(EXERCISE GOAL): Please transcribe the data below exactly. Leave the pictures out.

::: DATASET ROWS :::

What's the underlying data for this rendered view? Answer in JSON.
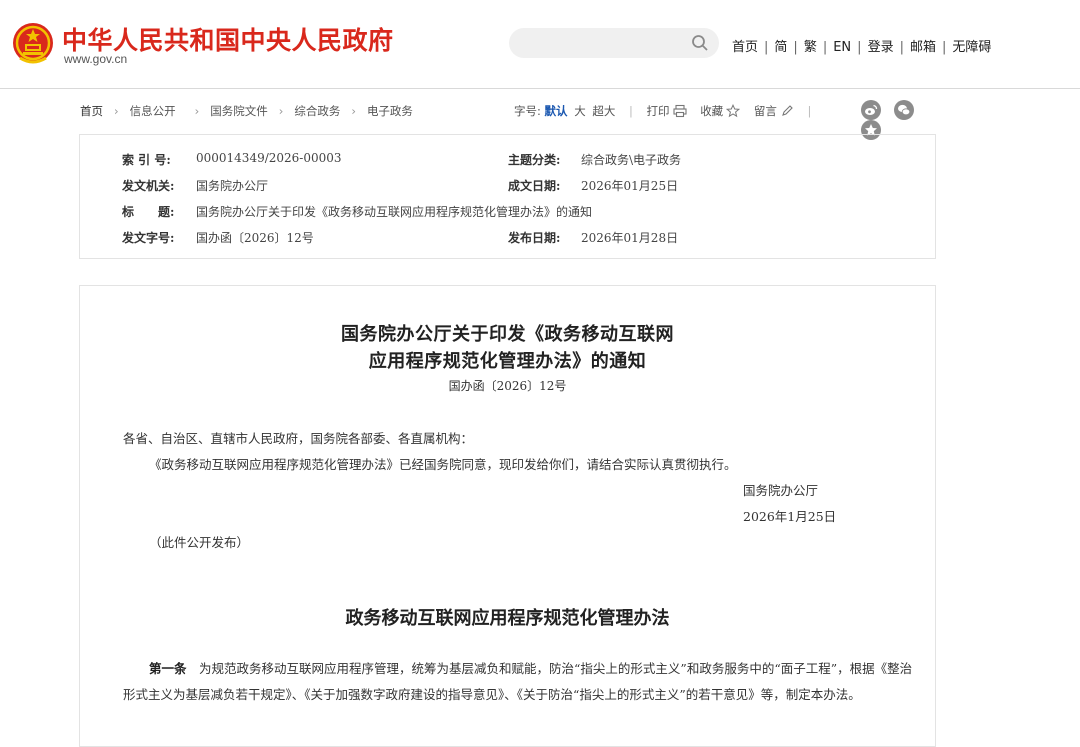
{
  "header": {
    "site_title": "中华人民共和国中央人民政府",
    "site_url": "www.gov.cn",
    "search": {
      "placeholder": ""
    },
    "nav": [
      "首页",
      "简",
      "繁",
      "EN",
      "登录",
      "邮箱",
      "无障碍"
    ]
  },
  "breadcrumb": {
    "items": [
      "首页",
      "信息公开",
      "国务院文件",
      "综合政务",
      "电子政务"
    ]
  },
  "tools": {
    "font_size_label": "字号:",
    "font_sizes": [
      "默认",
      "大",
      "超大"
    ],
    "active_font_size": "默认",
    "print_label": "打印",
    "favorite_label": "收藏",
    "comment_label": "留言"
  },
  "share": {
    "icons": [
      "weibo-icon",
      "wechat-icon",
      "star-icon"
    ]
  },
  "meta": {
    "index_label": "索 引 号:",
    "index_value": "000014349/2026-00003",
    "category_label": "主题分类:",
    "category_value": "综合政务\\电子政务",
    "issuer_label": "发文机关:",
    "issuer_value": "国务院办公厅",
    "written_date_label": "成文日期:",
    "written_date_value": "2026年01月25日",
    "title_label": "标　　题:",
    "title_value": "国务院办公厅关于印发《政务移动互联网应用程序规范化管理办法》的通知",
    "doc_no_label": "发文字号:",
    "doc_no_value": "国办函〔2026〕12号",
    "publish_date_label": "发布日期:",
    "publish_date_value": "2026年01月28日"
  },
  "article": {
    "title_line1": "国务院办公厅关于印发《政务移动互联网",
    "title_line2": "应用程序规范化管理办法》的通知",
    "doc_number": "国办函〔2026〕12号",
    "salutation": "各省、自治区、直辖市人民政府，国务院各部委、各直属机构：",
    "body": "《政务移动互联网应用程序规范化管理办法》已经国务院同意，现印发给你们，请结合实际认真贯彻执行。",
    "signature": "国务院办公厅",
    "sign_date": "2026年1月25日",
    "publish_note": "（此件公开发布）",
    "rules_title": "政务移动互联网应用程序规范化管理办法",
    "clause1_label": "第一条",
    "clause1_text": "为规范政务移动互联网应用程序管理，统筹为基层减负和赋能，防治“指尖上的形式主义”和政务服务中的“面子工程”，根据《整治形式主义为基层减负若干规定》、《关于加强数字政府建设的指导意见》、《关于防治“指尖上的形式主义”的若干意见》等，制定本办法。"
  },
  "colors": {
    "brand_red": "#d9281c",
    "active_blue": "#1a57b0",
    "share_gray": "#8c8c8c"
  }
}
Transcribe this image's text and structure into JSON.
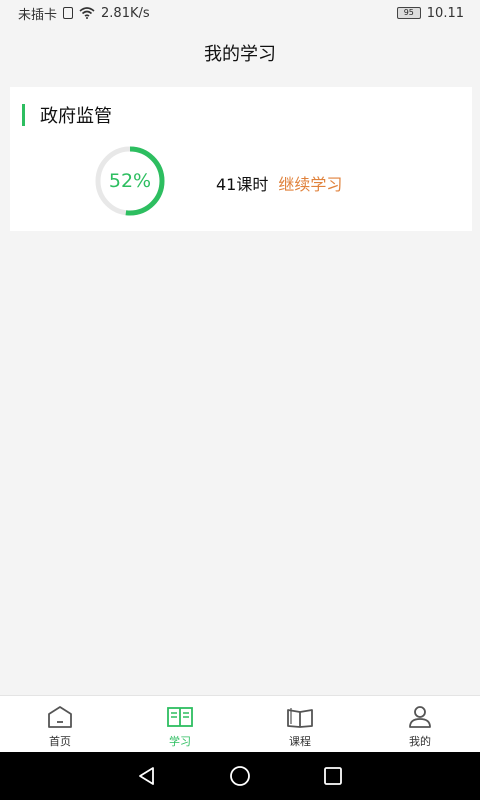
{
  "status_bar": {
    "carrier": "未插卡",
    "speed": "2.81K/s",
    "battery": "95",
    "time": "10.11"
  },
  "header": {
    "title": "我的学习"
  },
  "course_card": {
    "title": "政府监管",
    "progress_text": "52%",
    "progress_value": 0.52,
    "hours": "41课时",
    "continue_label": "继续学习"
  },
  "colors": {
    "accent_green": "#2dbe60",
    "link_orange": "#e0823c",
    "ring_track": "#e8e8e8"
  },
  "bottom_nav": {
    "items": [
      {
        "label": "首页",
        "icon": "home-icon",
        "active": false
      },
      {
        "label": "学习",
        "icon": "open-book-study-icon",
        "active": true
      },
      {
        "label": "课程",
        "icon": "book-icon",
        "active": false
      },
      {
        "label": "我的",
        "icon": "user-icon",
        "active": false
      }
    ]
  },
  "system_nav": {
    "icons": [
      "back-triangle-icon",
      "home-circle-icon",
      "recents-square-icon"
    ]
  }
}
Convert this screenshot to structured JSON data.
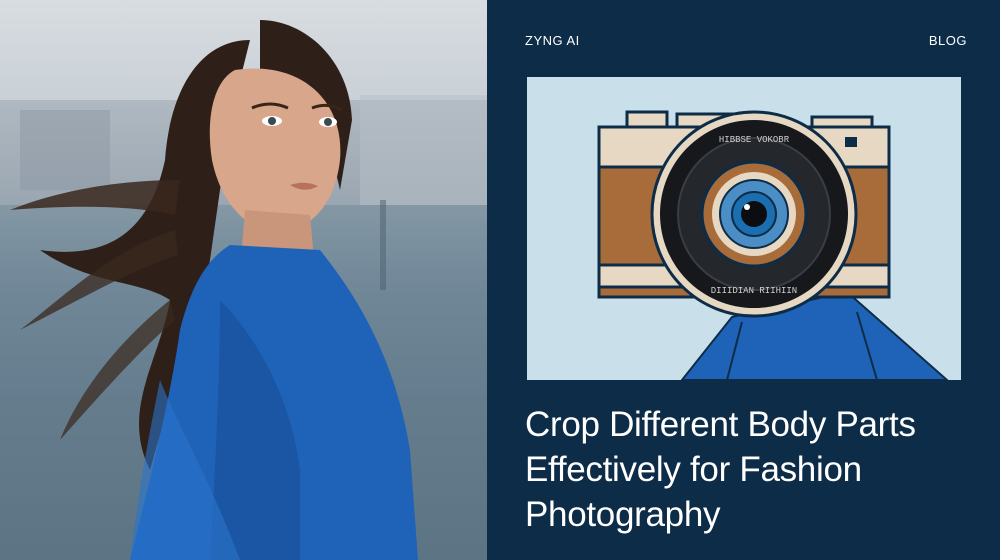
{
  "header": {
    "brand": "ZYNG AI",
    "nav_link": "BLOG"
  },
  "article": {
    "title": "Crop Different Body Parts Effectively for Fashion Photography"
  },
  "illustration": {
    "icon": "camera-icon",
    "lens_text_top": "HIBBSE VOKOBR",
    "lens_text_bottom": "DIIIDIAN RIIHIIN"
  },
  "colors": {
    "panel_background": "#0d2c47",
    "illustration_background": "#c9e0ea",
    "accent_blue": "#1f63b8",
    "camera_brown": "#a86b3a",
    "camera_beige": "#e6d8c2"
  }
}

:::

(THE RESULT):
What's the underlying data for this rendered view? Answer in JSON.
{
  "header": {
    "site_title": "中华人民共和国中央人民政府",
    "site_url": "www.gov.cn",
    "search": {
      "placeholder": ""
    },
    "nav": [
      "首页",
      "简",
      "繁",
      "EN",
      "登录",
      "邮箱",
      "无障碍"
    ]
  },
  "breadcrumb": {
    "items": [
      "首页",
      "信息公开",
      "国务院文件",
      "综合政务",
      "电子政务"
    ]
  },
  "tools": {
    "font_size_label": "字号:",
    "font_sizes": [
      "默认",
      "大",
      "超大"
    ],
    "active_font_size": "默认",
    "print_label": "打印",
    "favorite_label": "收藏",
    "comment_label": "留言"
  },
  "share": {
    "icons": [
      "weibo-icon",
      "wechat-icon",
      "star-icon"
    ]
  },
  "meta": {
    "index_label": "索 引 号:",
    "index_value": "000014349/2026-00003",
    "category_label": "主题分类:",
    "category_value": "综合政务\\电子政务",
    "issuer_label": "发文机关:",
    "issuer_value": "国务院办公厅",
    "written_date_label": "成文日期:",
    "written_date_value": "2026年01月25日",
    "title_label": "标　　题:",
    "title_value": "国务院办公厅关于印发《政务移动互联网应用程序规范化管理办法》的通知",
    "doc_no_label": "发文字号:",
    "doc_no_value": "国办函〔2026〕12号",
    "publish_date_label": "发布日期:",
    "publish_date_value": "2026年01月28日"
  },
  "article": {
    "title_line1": "国务院办公厅关于印发《政务移动互联网",
    "title_line2": "应用程序规范化管理办法》的通知",
    "doc_number": "国办函〔2026〕12号",
    "salutation": "各省、自治区、直辖市人民政府，国务院各部委、各直属机构：",
    "body": "《政务移动互联网应用程序规范化管理办法》已经国务院同意，现印发给你们，请结合实际认真贯彻执行。",
    "signature": "国务院办公厅",
    "sign_date": "2026年1月25日",
    "publish_note": "（此件公开发布）",
    "rules_title": "政务移动互联网应用程序规范化管理办法",
    "clause1_label": "第一条",
    "clause1_text": "为规范政务移动互联网应用程序管理，统筹为基层减负和赋能，防治“指尖上的形式主义”和政务服务中的“面子工程”，根据《整治形式主义为基层减负若干规定》、《关于加强数字政府建设的指导意见》、《关于防治“指尖上的形式主义”的若干意见》等，制定本办法。"
  },
  "colors": {
    "brand_red": "#d9281c",
    "active_blue": "#1a57b0",
    "share_gray": "#8c8c8c"
  }
}
Transcribe this image's text and structure into JSON.
{
  "status_bar": {
    "carrier": "未插卡",
    "speed": "2.81K/s",
    "battery": "95",
    "time": "10.11"
  },
  "header": {
    "title": "我的学习"
  },
  "course_card": {
    "title": "政府监管",
    "progress_text": "52%",
    "progress_value": 0.52,
    "hours": "41课时",
    "continue_label": "继续学习"
  },
  "colors": {
    "accent_green": "#2dbe60",
    "link_orange": "#e0823c",
    "ring_track": "#e8e8e8"
  },
  "bottom_nav": {
    "items": [
      {
        "label": "首页",
        "icon": "home-icon",
        "active": false
      },
      {
        "label": "学习",
        "icon": "open-book-study-icon",
        "active": true
      },
      {
        "label": "课程",
        "icon": "book-icon",
        "active": false
      },
      {
        "label": "我的",
        "icon": "user-icon",
        "active": false
      }
    ]
  },
  "system_nav": {
    "icons": [
      "back-triangle-icon",
      "home-circle-icon",
      "recents-square-icon"
    ]
  }
}
Convert this screenshot to structured JSON data.
{
  "header": {
    "brand": "ZYNG AI",
    "nav_link": "BLOG"
  },
  "article": {
    "title": "Crop Different Body Parts Effectively for Fashion Photography"
  },
  "illustration": {
    "icon": "camera-icon",
    "lens_text_top": "HIBBSE VOKOBR",
    "lens_text_bottom": "DIIIDIAN RIIHIIN"
  },
  "colors": {
    "panel_background": "#0d2c47",
    "illustration_background": "#c9e0ea",
    "accent_blue": "#1f63b8",
    "camera_brown": "#a86b3a",
    "camera_beige": "#e6d8c2"
  }
}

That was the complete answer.